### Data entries
┄┄┄┄┄┄┄┄┄┄

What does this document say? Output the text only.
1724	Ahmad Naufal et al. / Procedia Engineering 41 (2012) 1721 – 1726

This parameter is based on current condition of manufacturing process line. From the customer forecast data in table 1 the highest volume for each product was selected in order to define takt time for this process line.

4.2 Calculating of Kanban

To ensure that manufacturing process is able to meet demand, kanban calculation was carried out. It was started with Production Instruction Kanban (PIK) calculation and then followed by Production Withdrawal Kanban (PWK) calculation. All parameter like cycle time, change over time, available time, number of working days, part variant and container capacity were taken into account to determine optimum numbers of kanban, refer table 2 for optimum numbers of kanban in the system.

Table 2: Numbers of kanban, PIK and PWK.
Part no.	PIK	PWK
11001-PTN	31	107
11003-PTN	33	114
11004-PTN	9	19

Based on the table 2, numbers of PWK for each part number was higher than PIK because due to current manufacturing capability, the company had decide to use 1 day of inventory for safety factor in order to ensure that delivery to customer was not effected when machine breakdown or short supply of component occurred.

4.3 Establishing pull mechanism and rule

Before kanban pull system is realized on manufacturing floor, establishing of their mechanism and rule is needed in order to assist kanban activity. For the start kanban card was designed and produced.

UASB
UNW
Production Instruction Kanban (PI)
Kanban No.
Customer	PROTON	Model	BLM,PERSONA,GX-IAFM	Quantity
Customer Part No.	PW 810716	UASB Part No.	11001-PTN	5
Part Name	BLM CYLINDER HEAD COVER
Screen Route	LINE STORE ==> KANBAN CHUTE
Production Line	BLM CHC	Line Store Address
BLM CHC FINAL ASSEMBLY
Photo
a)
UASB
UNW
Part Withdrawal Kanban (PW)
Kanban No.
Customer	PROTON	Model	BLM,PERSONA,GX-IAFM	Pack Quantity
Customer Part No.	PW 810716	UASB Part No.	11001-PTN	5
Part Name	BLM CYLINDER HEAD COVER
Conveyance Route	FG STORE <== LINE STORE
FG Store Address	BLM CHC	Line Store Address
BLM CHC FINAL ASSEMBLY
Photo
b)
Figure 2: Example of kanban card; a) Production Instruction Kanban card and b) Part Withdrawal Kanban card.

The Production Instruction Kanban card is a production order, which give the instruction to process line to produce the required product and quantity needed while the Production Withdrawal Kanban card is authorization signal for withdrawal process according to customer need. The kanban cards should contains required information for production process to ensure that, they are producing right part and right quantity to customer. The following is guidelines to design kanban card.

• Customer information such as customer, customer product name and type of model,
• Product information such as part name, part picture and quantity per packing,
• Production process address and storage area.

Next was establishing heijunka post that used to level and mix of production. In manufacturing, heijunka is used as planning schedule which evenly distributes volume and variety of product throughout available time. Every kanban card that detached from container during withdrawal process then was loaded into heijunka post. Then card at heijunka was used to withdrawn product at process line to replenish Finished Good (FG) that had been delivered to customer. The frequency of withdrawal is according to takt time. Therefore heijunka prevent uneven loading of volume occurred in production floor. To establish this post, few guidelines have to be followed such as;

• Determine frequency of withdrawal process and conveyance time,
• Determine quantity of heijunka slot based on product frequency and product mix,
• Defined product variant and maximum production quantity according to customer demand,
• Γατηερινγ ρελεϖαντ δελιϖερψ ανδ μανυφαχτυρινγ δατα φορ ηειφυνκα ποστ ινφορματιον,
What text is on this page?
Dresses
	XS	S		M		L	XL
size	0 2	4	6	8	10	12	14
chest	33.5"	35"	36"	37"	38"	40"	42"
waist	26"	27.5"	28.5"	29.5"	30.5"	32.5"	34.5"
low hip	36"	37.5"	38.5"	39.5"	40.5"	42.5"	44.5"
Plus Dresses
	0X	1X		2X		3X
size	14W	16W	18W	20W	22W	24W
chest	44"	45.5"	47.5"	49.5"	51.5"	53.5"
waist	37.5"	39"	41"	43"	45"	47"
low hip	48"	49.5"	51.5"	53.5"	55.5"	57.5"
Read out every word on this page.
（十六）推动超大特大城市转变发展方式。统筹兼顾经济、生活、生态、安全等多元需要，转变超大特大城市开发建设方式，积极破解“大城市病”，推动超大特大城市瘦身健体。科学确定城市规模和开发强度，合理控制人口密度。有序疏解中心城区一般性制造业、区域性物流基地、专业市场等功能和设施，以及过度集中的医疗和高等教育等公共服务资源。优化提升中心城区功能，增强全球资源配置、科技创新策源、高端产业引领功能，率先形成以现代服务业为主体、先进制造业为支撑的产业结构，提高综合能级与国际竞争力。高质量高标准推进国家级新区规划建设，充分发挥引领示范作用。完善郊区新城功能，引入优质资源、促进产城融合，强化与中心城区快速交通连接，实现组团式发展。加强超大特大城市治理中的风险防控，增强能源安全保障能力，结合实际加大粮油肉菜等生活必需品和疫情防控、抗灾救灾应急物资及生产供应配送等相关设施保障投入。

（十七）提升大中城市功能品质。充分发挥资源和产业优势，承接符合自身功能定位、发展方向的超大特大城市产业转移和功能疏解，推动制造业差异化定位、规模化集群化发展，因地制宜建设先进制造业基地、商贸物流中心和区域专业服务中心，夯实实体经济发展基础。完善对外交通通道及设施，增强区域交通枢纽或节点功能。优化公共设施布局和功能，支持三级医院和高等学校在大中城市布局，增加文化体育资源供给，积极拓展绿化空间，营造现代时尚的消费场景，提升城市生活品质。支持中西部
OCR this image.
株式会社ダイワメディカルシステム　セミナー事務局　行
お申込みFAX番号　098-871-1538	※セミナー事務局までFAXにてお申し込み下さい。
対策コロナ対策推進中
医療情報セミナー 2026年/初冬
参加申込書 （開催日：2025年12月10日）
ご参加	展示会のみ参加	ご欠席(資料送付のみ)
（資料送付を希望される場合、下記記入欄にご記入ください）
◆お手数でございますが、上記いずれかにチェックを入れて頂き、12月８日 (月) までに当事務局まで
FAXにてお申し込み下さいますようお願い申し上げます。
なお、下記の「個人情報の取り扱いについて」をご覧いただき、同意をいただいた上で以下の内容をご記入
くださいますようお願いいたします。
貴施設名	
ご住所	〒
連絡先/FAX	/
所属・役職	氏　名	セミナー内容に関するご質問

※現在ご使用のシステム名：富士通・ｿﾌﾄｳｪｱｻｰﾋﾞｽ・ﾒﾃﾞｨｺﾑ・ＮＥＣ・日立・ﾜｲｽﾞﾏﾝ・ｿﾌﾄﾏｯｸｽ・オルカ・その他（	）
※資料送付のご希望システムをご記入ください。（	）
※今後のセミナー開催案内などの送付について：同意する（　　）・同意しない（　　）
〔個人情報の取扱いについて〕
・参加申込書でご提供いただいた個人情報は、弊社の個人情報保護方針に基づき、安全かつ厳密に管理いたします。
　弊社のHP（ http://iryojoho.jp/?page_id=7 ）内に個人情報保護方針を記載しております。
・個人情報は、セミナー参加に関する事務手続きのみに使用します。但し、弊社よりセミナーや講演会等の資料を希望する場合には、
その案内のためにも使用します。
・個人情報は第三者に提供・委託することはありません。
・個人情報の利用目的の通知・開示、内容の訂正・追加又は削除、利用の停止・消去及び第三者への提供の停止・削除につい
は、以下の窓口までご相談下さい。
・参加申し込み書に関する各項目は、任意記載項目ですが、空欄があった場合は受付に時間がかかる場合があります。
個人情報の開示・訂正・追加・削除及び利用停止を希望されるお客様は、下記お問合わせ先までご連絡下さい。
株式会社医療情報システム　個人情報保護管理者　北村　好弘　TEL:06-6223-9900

┄┄┄┄┄┄┄┄┄┄

### Task instructions
Repeat back the data above, exact to the last character.

### Full solution
What does this document say? Output the text only.
1724	Ahmad Naufal et al. / Procedia Engineering 41 (2012) 1721 – 1726

This parameter is based on current condition of manufacturing process line. From the customer forecast data in table 1 the highest volume for each product was selected in order to define takt time for this process line.

4.2 Calculating of Kanban

To ensure that manufacturing process is able to meet demand, kanban calculation was carried out. It was started with Production Instruction Kanban (PIK) calculation and then followed by Production Withdrawal Kanban (PWK) calculation. All parameter like cycle time, change over time, available time, number of working days, part variant and container capacity were taken into account to determine optimum numbers of kanban, refer table 2 for optimum numbers of kanban in the system.

Table 2: Numbers of kanban, PIK and PWK.
Part no.	PIK	PWK
11001-PTN	31	107
11003-PTN	33	114
11004-PTN	9	19

Based on the table 2, numbers of PWK for each part number was higher than PIK because due to current manufacturing capability, the company had decide to use 1 day of inventory for safety factor in order to ensure that delivery to customer was not effected when machine breakdown or short supply of component occurred.

4.3 Establishing pull mechanism and rule

Before kanban pull system is realized on manufacturing floor, establishing of their mechanism and rule is needed in order to assist kanban activity. For the start kanban card was designed and produced.

UASB
UNW
Production Instruction Kanban (PI)
Kanban No.
Customer	PROTON	Model	BLM,PERSONA,GX-IAFM	Quantity
Customer Part No.	PW 810716	UASB Part No.	11001-PTN	5
Part Name	BLM CYLINDER HEAD COVER
Screen Route	LINE STORE ==> KANBAN CHUTE
Production Line	BLM CHC	Line Store Address
BLM CHC FINAL ASSEMBLY
Photo
a)
UASB
UNW
Part Withdrawal Kanban (PW)
Kanban No.
Customer	PROTON	Model	BLM,PERSONA,GX-IAFM	Pack Quantity
Customer Part No.	PW 810716	UASB Part No.	11001-PTN	5
Part Name	BLM CYLINDER HEAD COVER
Conveyance Route	FG STORE <== LINE STORE
FG Store Address	BLM CHC	Line Store Address
BLM CHC FINAL ASSEMBLY
Photo
b)
Figure 2: Example of kanban card; a) Production Instruction Kanban card and b) Part Withdrawal Kanban card.

The Production Instruction Kanban card is a production order, which give the instruction to process line to produce the required product and quantity needed while the Production Withdrawal Kanban card is authorization signal for withdrawal process according to customer need. The kanban cards should contains required information for production process to ensure that, they are producing right part and right quantity to customer. The following is guidelines to design kanban card.

• Customer information such as customer, customer product name and type of model,
• Product information such as part name, part picture and quantity per packing,
• Production process address and storage area.

Next was establishing heijunka post that used to level and mix of production. In manufacturing, heijunka is used as planning schedule which evenly distributes volume and variety of product throughout available time. Every kanban card that detached from container during withdrawal process then was loaded into heijunka post. Then card at heijunka was used to withdrawn product at process line to replenish Finished Good (FG) that had been delivered to customer. The frequency of withdrawal is according to takt time. Therefore heijunka prevent uneven loading of volume occurred in production floor. To establish this post, few guidelines have to be followed such as;

• Determine frequency of withdrawal process and conveyance time,
• Determine quantity of heijunka slot based on product frequency and product mix,
• Defined product variant and maximum production quantity according to customer demand,
• Γατηερινγ ρελεϖαντ δελιϖερψ ανδ μανυφαχτυρινγ δατα φορ ηειφυνκα ποστ ινφορματιον,
What text is on this page?
Dresses
	XS	S		M		L	XL
size	0 2	4	6	8	10	12	14
chest	33.5"	35"	36"	37"	38"	40"	42"
waist	26"	27.5"	28.5"	29.5"	30.5"	32.5"	34.5"
low hip	36"	37.5"	38.5"	39.5"	40.5"	42.5"	44.5"
Plus Dresses
	0X	1X		2X		3X
size	14W	16W	18W	20W	22W	24W
chest	44"	45.5"	47.5"	49.5"	51.5"	53.5"
waist	37.5"	39"	41"	43"	45"	47"
low hip	48"	49.5"	51.5"	53.5"	55.5"	57.5"
Read out every word on this page.
（十六）推动超大特大城市转变发展方式。统筹兼顾经济、生活、生态、安全等多元需要，转变超大特大城市开发建设方式，积极破解“大城市病”，推动超大特大城市瘦身健体。科学确定城市规模和开发强度，合理控制人口密度。有序疏解中心城区一般性制造业、区域性物流基地、专业市场等功能和设施，以及过度集中的医疗和高等教育等公共服务资源。优化提升中心城区功能，增强全球资源配置、科技创新策源、高端产业引领功能，率先形成以现代服务业为主体、先进制造业为支撑的产业结构，提高综合能级与国际竞争力。高质量高标准推进国家级新区规划建设，充分发挥引领示范作用。完善郊区新城功能，引入优质资源、促进产城融合，强化与中心城区快速交通连接，实现组团式发展。加强超大特大城市治理中的风险防控，增强能源安全保障能力，结合实际加大粮油肉菜等生活必需品和疫情防控、抗灾救灾应急物资及生产供应配送等相关设施保障投入。

（十七）提升大中城市功能品质。充分发挥资源和产业优势，承接符合自身功能定位、发展方向的超大特大城市产业转移和功能疏解，推动制造业差异化定位、规模化集群化发展，因地制宜建设先进制造业基地、商贸物流中心和区域专业服务中心，夯实实体经济发展基础。完善对外交通通道及设施，增强区域交通枢纽或节点功能。优化公共设施布局和功能，支持三级医院和高等学校在大中城市布局，增加文化体育资源供给，积极拓展绿化空间，营造现代时尚的消费场景，提升城市生活品质。支持中西部
OCR this image.
株式会社ダイワメディカルシステム　セミナー事務局　行
お申込みFAX番号　098-871-1538	※セミナー事務局までFAXにてお申し込み下さい。
対策コロナ対策推進中
医療情報セミナー 2026年/初冬
参加申込書 （開催日：2025年12月10日）
ご参加	展示会のみ参加	ご欠席(資料送付のみ)
（資料送付を希望される場合、下記記入欄にご記入ください）
◆お手数でございますが、上記いずれかにチェックを入れて頂き、12月８日 (月) までに当事務局まで
FAXにてお申し込み下さいますようお願い申し上げます。
なお、下記の「個人情報の取り扱いについて」をご覧いただき、同意をいただいた上で以下の内容をご記入
くださいますようお願いいたします。
貴施設名	
ご住所	〒
連絡先/FAX	/
所属・役職	氏　名	セミナー内容に関するご質問

※現在ご使用のシステム名：富士通・ｿﾌﾄｳｪｱｻｰﾋﾞｽ・ﾒﾃﾞｨｺﾑ・ＮＥＣ・日立・ﾜｲｽﾞﾏﾝ・ｿﾌﾄﾏｯｸｽ・オルカ・その他（	）
※資料送付のご希望システムをご記入ください。（	）
※今後のセミナー開催案内などの送付について：同意する（　　）・同意しない（　　）
〔個人情報の取扱いについて〕
・参加申込書でご提供いただいた個人情報は、弊社の個人情報保護方針に基づき、安全かつ厳密に管理いたします。
　弊社のHP（ http://iryojoho.jp/?page_id=7 ）内に個人情報保護方針を記載しております。
・個人情報は、セミナー参加に関する事務手続きのみに使用します。但し、弊社よりセミナーや講演会等の資料を希望する場合には、
その案内のためにも使用します。
・個人情報は第三者に提供・委託することはありません。
・個人情報の利用目的の通知・開示、内容の訂正・追加又は削除、利用の停止・消去及び第三者への提供の停止・削除につい
は、以下の窓口までご相談下さい。
・参加申し込み書に関する各項目は、任意記載項目ですが、空欄があった場合は受付に時間がかかる場合があります。
個人情報の開示・訂正・追加・削除及び利用停止を希望されるお客様は、下記お問合わせ先までご連絡下さい。
株式会社医療情報システム　個人情報保護管理者　北村　好弘　TEL:06-6223-9900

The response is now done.